RECORDS FOR PROCESSING:
****************************************

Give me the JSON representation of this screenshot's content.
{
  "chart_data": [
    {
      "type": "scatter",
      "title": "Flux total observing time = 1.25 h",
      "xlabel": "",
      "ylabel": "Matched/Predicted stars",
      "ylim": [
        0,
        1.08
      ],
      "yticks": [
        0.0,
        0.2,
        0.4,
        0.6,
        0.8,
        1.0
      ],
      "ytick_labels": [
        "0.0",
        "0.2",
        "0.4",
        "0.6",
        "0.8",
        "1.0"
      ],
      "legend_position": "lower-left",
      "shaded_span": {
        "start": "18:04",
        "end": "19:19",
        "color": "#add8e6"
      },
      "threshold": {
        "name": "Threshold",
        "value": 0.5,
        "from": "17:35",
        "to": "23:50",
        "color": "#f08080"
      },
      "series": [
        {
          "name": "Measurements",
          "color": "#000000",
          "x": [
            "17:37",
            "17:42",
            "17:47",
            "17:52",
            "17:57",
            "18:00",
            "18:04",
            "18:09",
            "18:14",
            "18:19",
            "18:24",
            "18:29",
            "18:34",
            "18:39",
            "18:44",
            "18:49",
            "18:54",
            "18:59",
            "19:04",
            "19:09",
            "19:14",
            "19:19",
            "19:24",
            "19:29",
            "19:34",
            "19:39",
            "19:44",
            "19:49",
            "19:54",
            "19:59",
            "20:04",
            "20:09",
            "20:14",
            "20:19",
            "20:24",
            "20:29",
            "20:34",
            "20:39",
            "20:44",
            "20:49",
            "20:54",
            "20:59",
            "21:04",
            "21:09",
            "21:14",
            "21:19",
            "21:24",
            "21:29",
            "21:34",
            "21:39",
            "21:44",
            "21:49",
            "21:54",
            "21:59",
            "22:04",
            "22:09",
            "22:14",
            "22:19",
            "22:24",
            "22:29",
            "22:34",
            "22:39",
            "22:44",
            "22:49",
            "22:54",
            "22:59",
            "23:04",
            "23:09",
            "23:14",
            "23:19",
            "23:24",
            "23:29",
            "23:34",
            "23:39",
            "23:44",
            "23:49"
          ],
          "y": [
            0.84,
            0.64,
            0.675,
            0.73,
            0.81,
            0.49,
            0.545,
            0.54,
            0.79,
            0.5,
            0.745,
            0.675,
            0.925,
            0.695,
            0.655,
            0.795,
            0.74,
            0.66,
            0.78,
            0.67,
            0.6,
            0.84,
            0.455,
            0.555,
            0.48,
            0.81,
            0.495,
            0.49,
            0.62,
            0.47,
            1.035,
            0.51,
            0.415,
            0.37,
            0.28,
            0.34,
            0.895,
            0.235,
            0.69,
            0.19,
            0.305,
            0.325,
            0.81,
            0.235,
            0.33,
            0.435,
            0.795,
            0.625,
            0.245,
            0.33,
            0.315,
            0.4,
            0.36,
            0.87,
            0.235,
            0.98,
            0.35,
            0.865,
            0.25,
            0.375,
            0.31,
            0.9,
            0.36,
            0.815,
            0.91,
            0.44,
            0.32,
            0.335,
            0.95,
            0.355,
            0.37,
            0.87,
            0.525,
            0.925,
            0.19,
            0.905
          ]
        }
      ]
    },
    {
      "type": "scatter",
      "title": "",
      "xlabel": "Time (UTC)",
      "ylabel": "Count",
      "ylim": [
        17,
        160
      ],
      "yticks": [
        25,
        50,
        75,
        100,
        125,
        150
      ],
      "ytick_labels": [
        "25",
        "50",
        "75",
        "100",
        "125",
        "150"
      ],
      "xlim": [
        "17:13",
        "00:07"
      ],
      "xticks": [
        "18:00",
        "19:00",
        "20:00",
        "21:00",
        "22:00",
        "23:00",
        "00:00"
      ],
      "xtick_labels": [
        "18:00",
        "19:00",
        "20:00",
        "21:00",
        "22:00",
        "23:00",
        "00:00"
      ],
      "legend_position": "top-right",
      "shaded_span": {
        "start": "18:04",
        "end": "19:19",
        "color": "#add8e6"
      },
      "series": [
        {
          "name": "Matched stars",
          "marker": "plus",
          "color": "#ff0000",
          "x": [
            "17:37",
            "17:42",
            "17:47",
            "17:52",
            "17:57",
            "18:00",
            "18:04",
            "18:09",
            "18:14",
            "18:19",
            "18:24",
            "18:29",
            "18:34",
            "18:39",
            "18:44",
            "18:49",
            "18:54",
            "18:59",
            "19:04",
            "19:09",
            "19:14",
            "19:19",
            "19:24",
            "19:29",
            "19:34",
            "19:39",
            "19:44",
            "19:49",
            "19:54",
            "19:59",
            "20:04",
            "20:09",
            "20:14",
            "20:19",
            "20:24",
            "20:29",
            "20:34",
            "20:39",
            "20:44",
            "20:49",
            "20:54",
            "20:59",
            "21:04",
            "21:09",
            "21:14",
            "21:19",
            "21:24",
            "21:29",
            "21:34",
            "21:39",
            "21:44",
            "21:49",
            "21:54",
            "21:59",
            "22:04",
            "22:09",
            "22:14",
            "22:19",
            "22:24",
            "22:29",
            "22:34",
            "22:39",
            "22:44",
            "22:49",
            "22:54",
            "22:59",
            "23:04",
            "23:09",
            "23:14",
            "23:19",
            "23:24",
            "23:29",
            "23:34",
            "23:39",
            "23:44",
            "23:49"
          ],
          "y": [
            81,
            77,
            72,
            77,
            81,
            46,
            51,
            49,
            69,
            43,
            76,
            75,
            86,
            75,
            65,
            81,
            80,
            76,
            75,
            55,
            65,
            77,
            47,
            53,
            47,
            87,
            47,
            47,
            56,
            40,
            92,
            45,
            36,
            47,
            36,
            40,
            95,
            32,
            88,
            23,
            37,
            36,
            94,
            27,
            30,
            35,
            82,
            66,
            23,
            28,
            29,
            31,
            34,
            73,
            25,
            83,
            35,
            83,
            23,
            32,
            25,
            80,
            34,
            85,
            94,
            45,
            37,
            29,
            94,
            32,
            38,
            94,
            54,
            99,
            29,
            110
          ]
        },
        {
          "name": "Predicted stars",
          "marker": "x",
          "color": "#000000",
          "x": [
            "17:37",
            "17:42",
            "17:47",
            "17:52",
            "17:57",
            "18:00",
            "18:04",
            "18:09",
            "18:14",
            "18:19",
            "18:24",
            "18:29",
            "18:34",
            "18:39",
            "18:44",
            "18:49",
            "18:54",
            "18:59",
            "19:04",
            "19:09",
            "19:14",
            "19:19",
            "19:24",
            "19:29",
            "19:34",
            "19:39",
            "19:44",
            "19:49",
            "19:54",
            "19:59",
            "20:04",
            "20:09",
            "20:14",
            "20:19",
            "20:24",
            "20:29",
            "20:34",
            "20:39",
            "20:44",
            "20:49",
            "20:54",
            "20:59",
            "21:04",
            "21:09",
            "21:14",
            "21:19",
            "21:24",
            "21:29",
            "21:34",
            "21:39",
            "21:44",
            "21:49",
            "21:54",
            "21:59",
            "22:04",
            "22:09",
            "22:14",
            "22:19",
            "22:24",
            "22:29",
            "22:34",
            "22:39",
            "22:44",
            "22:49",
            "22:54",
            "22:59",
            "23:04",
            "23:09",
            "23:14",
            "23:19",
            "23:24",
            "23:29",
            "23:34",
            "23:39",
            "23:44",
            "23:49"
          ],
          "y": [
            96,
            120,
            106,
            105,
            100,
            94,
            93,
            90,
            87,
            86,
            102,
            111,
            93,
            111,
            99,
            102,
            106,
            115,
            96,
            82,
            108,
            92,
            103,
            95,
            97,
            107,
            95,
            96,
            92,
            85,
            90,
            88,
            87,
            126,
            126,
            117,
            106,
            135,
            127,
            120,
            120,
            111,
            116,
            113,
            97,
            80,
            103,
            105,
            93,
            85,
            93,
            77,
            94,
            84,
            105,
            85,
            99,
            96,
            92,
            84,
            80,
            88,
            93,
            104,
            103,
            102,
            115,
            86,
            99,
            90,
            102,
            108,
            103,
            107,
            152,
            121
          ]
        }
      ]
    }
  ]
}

****************************************

WHAT YOU NEED TO DO: Report how many lines of the listing hold the word "stars", with nothing but the number.

ANSWER TO THIS PROBLEM: 3